Give the number of lines in the data that hold the word "title", and nothing else.

**Raw records**
┄┄┄┄┄┄┄┄┄┄

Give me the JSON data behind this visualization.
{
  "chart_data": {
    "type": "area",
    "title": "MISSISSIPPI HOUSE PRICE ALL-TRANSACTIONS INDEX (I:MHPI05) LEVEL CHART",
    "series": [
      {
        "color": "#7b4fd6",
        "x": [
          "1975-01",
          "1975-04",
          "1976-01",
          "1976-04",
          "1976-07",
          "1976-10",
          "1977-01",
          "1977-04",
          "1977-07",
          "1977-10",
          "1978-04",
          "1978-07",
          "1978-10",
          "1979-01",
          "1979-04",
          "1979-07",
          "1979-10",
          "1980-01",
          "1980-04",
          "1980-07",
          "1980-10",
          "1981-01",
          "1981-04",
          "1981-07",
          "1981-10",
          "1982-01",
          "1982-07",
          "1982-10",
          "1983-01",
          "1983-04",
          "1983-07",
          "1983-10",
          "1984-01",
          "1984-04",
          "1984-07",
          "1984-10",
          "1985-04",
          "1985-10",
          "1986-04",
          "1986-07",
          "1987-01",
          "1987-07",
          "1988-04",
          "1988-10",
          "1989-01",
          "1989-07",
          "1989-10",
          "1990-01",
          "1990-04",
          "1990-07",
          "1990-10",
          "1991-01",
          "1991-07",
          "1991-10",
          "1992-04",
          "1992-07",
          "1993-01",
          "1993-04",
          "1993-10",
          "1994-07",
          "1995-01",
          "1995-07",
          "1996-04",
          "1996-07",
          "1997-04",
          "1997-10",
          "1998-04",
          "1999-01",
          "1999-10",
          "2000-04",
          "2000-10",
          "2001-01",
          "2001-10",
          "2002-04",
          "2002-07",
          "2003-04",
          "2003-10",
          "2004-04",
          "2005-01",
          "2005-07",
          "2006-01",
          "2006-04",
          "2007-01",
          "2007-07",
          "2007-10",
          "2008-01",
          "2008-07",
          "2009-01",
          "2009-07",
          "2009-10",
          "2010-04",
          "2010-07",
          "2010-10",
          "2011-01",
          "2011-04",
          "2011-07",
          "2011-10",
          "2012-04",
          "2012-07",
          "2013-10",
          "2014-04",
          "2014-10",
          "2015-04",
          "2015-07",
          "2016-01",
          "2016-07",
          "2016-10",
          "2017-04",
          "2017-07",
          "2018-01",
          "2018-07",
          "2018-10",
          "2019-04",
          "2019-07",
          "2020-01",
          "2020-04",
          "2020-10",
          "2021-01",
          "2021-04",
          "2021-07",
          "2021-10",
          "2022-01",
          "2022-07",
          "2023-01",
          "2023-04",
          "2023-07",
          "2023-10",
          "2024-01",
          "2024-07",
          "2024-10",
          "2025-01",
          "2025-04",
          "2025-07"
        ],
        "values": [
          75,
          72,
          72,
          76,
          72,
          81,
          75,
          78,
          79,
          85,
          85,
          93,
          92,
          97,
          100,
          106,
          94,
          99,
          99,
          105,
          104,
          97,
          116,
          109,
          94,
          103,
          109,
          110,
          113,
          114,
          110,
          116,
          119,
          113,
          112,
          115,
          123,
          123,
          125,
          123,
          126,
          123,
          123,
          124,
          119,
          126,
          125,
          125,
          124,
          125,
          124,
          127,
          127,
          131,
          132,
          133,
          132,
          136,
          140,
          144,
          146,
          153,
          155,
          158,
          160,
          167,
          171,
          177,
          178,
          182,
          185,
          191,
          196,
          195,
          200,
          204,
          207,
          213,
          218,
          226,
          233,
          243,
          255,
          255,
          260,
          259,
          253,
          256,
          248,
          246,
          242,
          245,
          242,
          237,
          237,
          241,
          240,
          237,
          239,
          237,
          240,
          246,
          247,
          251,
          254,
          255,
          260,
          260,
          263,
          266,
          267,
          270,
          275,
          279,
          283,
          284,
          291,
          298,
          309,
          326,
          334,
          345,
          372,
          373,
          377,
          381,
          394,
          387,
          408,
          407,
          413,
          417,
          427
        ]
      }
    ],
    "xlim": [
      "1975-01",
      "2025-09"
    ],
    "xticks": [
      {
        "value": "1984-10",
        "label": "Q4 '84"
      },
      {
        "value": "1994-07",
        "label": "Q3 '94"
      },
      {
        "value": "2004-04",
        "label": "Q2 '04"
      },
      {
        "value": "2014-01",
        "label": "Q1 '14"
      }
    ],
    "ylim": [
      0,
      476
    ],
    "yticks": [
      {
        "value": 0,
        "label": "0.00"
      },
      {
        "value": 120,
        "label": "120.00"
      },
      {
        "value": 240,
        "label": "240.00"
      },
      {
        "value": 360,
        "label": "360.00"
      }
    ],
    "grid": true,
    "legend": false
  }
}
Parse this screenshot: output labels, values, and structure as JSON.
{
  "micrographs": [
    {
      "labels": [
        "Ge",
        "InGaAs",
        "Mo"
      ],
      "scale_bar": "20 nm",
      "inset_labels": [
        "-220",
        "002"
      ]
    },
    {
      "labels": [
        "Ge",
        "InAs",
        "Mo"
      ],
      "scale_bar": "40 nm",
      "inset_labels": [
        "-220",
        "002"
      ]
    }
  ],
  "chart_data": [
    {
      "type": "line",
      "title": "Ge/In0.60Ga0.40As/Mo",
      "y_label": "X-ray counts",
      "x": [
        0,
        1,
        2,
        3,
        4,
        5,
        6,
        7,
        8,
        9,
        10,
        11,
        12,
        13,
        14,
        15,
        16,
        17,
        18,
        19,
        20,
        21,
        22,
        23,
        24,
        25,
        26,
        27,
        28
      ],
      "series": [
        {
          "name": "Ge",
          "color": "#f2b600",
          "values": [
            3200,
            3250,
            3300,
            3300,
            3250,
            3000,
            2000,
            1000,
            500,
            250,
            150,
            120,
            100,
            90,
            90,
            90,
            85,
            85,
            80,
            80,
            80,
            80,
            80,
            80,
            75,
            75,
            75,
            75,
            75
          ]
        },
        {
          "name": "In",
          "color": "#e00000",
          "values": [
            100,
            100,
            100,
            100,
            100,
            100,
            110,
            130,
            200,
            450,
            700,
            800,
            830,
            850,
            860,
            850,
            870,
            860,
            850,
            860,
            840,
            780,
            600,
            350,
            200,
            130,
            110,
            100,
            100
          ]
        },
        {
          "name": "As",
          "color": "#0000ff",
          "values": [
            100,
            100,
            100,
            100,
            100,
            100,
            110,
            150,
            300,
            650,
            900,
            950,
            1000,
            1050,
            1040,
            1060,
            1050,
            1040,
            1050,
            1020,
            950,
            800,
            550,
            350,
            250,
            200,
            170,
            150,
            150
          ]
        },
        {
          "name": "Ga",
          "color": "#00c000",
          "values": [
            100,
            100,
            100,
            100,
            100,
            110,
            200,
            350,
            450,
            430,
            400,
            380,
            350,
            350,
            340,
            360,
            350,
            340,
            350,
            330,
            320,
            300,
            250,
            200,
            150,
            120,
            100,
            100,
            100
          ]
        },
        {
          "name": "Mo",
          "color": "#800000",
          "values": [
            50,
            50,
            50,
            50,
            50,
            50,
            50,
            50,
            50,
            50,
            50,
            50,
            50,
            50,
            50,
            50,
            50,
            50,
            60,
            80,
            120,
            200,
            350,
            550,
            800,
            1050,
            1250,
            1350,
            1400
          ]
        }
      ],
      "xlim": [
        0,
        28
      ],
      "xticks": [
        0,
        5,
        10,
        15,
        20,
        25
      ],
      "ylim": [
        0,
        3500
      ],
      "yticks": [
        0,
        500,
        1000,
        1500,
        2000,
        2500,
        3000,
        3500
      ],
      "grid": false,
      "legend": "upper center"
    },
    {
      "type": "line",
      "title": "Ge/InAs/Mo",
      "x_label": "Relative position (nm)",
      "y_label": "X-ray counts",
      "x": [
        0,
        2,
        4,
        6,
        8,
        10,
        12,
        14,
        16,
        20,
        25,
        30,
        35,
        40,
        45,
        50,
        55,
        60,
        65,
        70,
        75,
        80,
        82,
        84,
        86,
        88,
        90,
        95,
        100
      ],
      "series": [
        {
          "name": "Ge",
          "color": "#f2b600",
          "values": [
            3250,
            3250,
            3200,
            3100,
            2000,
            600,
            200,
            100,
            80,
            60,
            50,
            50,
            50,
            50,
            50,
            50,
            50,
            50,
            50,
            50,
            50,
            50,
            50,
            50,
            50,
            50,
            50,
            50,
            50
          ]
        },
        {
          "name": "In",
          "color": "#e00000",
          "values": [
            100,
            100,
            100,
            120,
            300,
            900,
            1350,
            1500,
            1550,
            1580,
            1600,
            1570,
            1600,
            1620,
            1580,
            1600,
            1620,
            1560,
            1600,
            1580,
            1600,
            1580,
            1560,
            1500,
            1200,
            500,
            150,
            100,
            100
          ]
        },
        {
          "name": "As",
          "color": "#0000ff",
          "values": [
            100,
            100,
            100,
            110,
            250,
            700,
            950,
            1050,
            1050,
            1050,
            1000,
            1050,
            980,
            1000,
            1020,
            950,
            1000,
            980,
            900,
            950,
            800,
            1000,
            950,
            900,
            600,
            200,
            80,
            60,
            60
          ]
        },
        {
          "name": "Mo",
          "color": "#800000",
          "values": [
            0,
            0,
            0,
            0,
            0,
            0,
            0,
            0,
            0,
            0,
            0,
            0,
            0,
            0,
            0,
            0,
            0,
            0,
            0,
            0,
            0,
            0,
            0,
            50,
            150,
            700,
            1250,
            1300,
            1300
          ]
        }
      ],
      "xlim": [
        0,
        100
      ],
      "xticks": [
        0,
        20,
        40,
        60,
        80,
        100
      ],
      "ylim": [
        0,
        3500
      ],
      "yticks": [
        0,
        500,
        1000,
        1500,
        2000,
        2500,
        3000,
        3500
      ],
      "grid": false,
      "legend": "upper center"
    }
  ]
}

┄┄┄┄┄┄┄┄┄┄

**Output below**
3